● **WHAT IS EXPECTED**
From the listing below, extract each line containing the string "amount".

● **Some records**
###

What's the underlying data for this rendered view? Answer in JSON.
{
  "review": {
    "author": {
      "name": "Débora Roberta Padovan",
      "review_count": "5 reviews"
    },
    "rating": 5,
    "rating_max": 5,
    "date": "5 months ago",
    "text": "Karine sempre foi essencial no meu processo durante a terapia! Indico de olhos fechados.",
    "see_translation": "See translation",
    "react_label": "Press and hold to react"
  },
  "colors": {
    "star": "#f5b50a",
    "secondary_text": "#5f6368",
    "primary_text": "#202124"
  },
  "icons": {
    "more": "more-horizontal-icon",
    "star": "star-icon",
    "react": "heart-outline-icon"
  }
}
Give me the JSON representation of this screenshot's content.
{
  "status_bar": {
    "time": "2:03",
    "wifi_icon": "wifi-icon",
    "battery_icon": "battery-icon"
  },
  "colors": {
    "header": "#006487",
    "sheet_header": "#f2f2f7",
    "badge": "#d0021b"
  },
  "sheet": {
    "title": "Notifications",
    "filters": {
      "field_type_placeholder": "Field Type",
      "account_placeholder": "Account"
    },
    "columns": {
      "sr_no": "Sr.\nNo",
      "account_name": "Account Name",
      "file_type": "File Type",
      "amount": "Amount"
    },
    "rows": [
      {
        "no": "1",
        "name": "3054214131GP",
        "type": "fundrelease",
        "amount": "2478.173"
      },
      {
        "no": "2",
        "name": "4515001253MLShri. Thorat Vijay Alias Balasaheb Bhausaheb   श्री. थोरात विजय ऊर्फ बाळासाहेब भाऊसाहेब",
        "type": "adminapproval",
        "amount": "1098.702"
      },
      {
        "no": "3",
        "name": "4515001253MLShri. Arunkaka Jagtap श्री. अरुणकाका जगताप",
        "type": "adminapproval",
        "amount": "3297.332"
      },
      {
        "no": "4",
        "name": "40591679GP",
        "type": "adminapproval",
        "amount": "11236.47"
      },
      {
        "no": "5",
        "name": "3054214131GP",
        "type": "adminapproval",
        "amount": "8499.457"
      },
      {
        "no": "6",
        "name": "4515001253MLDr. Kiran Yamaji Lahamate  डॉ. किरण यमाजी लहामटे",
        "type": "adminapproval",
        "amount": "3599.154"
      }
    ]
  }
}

###

● **FINISHED ANSWER**
      "amount": "Amount"
        "amount": "2478.173"
        "amount": "1098.702"
        "amount": "3297.332"
        "amount": "11236.47"
        "amount": "8499.457"
        "amount": "3599.154"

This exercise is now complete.